# Exercise objective:
Every entry below should be repeated exactly; the pictures should not.

[Stored entries]
● ● ● ●
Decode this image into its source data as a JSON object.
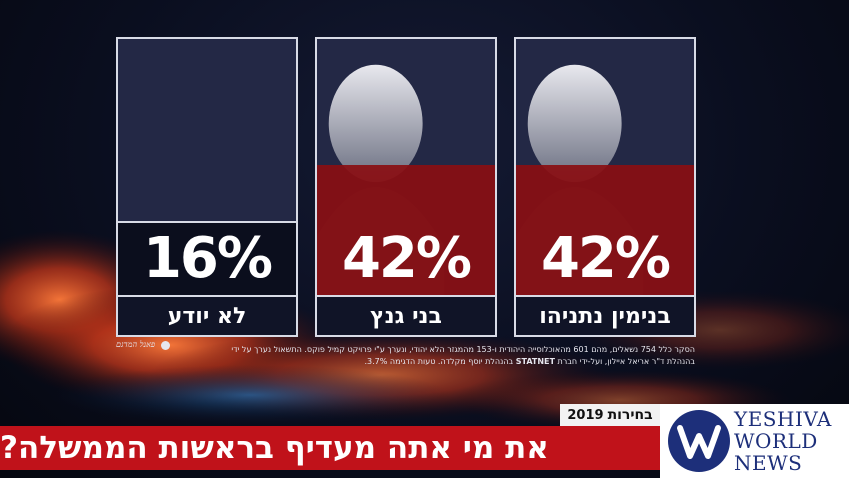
{
  "chart_data": {
    "type": "bar",
    "categories": [
      "בנימין נתניהו",
      "בני גנץ",
      "לא יודע"
    ],
    "values": [
      42,
      42,
      16
    ],
    "value_labels": [
      "42%",
      "42%",
      "16%"
    ],
    "ylim": [
      0,
      100
    ]
  },
  "footnote": {
    "line1": "הסקר כלל 754 נשאלים, מהם 601 מהאוכלוסייה היהודית ו-153 מהמגזר הלא יהודי, ונערך ע\"י פרויקט קמיל פוקס. התשאול  נערך על ידי",
    "line2": "בהנהלת ד\"ר אריאל איילון, ועל-ידי חברת",
    "line2b": "בהנהלת יוסף מקלדה. טעות הדגימה 3.7%.",
    "statnet": "STATNET",
    "panels": "פאנל המדגם"
  },
  "ticker": {
    "tag_label": "בחירות",
    "tag_year": "2019",
    "headline": "את מי אתה מעדיף בראשות הממשלה?"
  },
  "logo": {
    "line1": "YESHIVA",
    "line2": "WORLD",
    "line3": "NEWS",
    "mark": "W"
  },
  "colors": {
    "bar_fill": "#8a0e12",
    "card_bg": "#232845",
    "headline_bar": "#c0121a",
    "logo_blue": "#1d2f7a"
  }
}
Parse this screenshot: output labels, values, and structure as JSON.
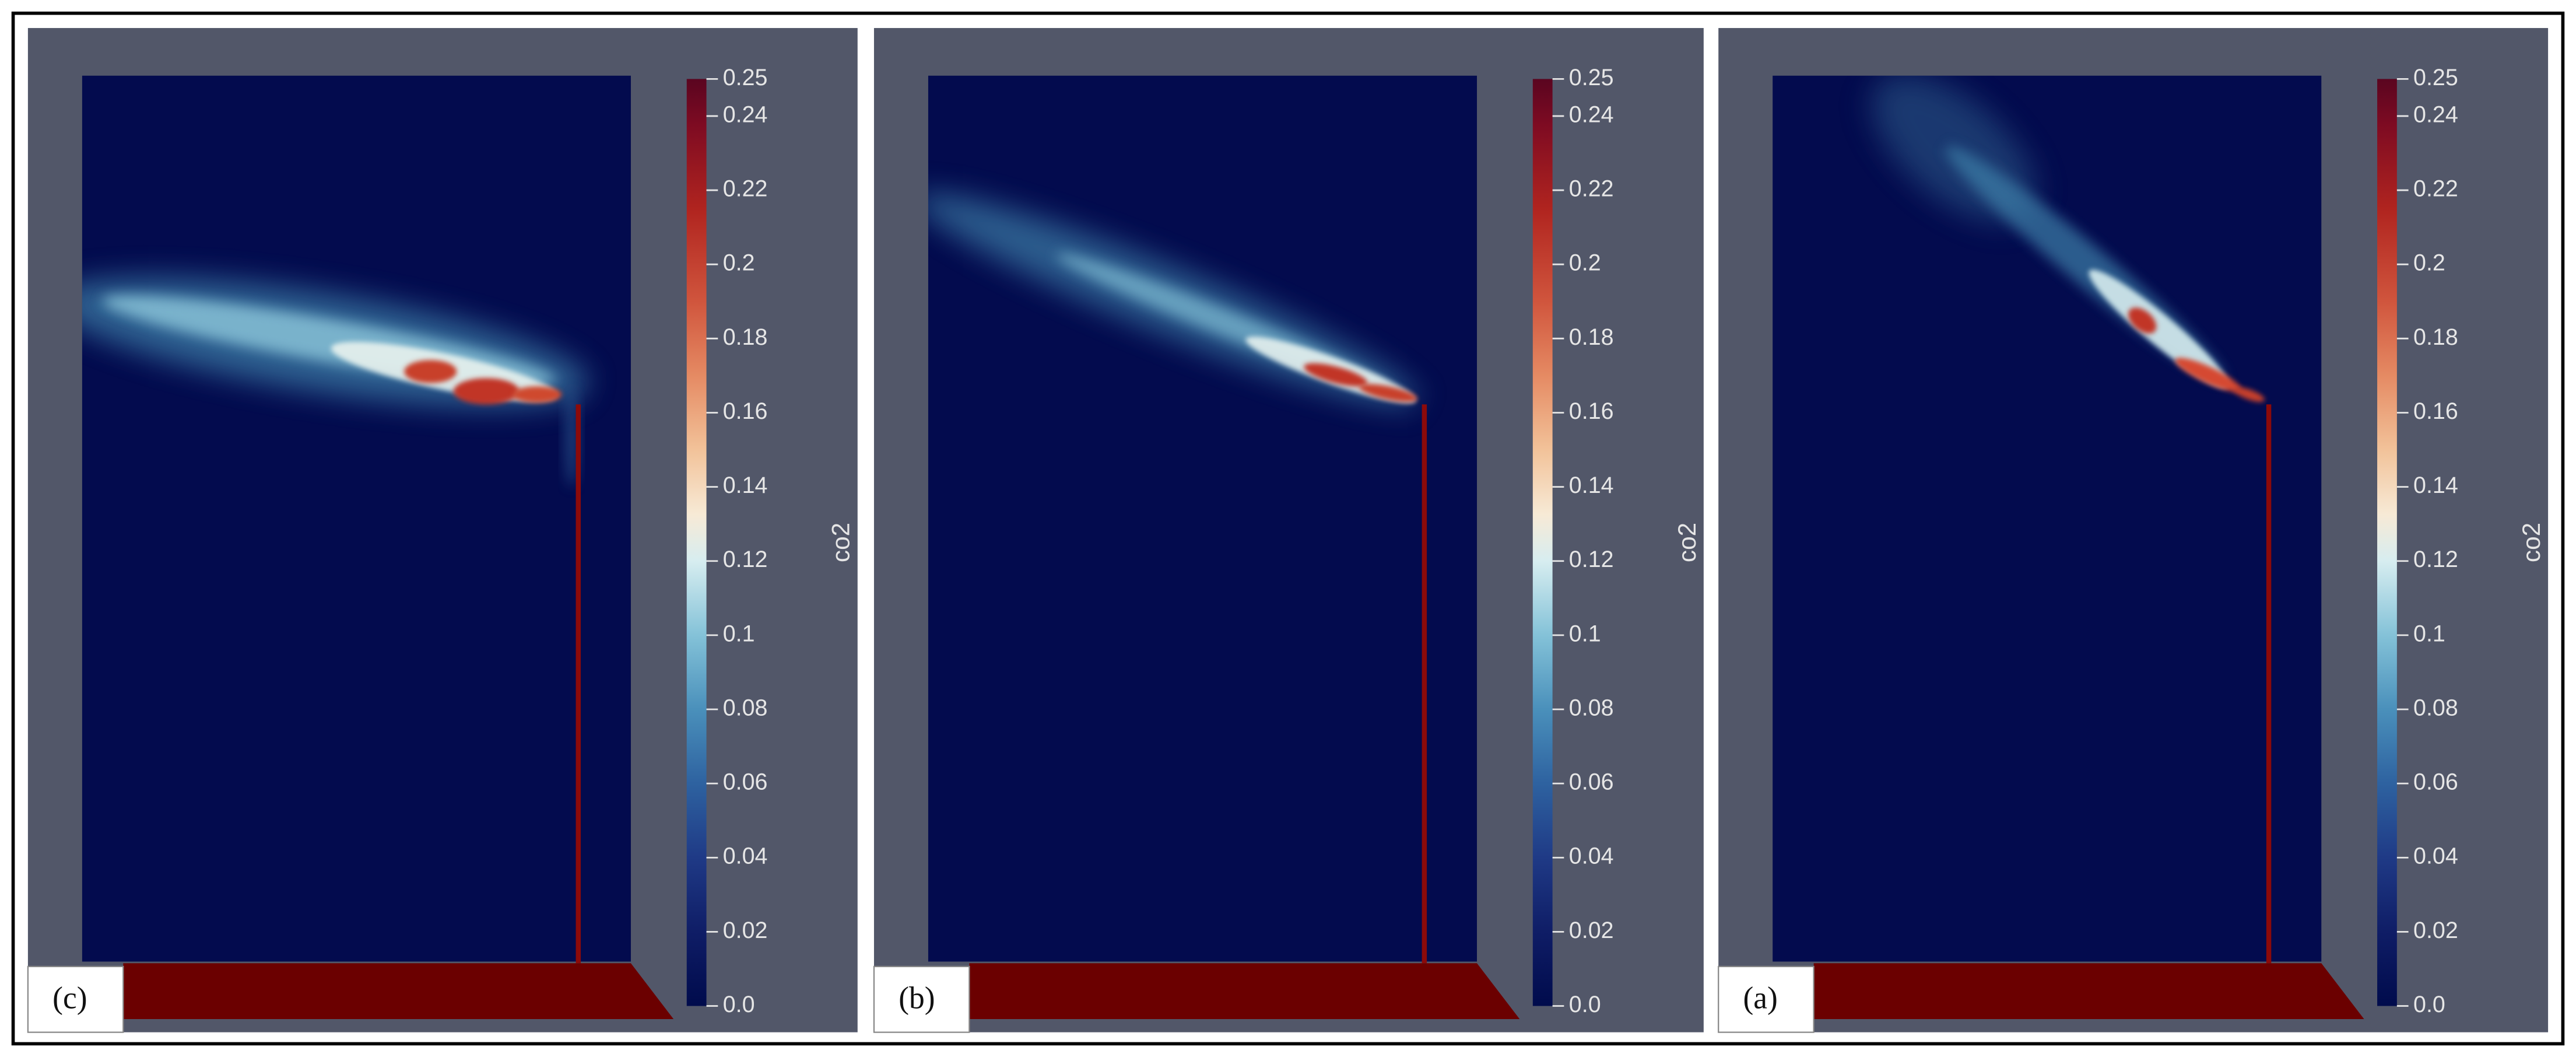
{
  "panels": [
    {
      "label": "(c)",
      "colorbar": {
        "title": "co2",
        "range": [
          0,
          0.25
        ],
        "ticks": [
          {
            "value": 0,
            "label": "0.0"
          },
          0.02,
          0.04,
          0.06,
          0.08,
          0.1,
          0.12,
          0.14,
          0.16,
          0.18,
          0.2,
          0.22,
          0.24,
          0.25
        ]
      }
    },
    {
      "label": "(b)",
      "colorbar": {
        "title": "co2",
        "range": [
          0,
          0.25
        ],
        "ticks": [
          {
            "value": 0,
            "label": "0.0"
          },
          0.02,
          0.04,
          0.06,
          0.08,
          0.1,
          0.12,
          0.14,
          0.16,
          0.18,
          0.2,
          0.22,
          0.24,
          0.25
        ]
      }
    },
    {
      "label": "(a)",
      "colorbar": {
        "title": "co2",
        "range": [
          0,
          0.25
        ],
        "ticks": [
          {
            "value": 0,
            "label": "0.0"
          },
          0.02,
          0.04,
          0.06,
          0.08,
          0.1,
          0.12,
          0.14,
          0.16,
          0.18,
          0.2,
          0.22,
          0.24,
          0.25
        ]
      }
    }
  ]
}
● ● ● ●
# Finished exercise:
Decode this image into its source data as a JSON object.
{
  "chart_data": {
    "type": "bar",
    "categories": [
      "בנימין נתניהו",
      "בני גנץ",
      "לא יודע"
    ],
    "values": [
      42,
      42,
      16
    ],
    "value_labels": [
      "42%",
      "42%",
      "16%"
    ],
    "ylim": [
      0,
      100
    ]
  },
  "footnote": {
    "line1": "הסקר כלל 754 נשאלים, מהם 601 מהאוכלוסייה היהודית ו-153 מהמגזר הלא יהודי, ונערך ע\"י פרויקט קמיל פוקס. התשאול  נערך על ידי",
    "line2": "בהנהלת ד\"ר אריאל איילון, ועל-ידי חברת",
    "line2b": "בהנהלת יוסף מקלדה. טעות הדגימה 3.7%.",
    "statnet": "STATNET",
    "panels": "פאנל המדגם"
  },
  "ticker": {
    "tag_label": "בחירות",
    "tag_year": "2019",
    "headline": "את מי אתה מעדיף בראשות הממשלה?"
  },
  "logo": {
    "line1": "YESHIVA",
    "line2": "WORLD",
    "line3": "NEWS",
    "mark": "W"
  },
  "colors": {
    "bar_fill": "#8a0e12",
    "card_bg": "#232845",
    "headline_bar": "#c0121a",
    "logo_blue": "#1d2f7a"
  }
}
Parse this screenshot: output labels, values, and structure as JSON.
{
  "panels": [
    {
      "label": "(c)",
      "colorbar": {
        "title": "co2",
        "range": [
          0,
          0.25
        ],
        "ticks": [
          {
            "value": 0,
            "label": "0.0"
          },
          0.02,
          0.04,
          0.06,
          0.08,
          0.1,
          0.12,
          0.14,
          0.16,
          0.18,
          0.2,
          0.22,
          0.24,
          0.25
        ]
      }
    },
    {
      "label": "(b)",
      "colorbar": {
        "title": "co2",
        "range": [
          0,
          0.25
        ],
        "ticks": [
          {
            "value": 0,
            "label": "0.0"
          },
          0.02,
          0.04,
          0.06,
          0.08,
          0.1,
          0.12,
          0.14,
          0.16,
          0.18,
          0.2,
          0.22,
          0.24,
          0.25
        ]
      }
    },
    {
      "label": "(a)",
      "colorbar": {
        "title": "co2",
        "range": [
          0,
          0.25
        ],
        "ticks": [
          {
            "value": 0,
            "label": "0.0"
          },
          0.02,
          0.04,
          0.06,
          0.08,
          0.1,
          0.12,
          0.14,
          0.16,
          0.18,
          0.2,
          0.22,
          0.24,
          0.25
        ]
      }
    }
  ]
}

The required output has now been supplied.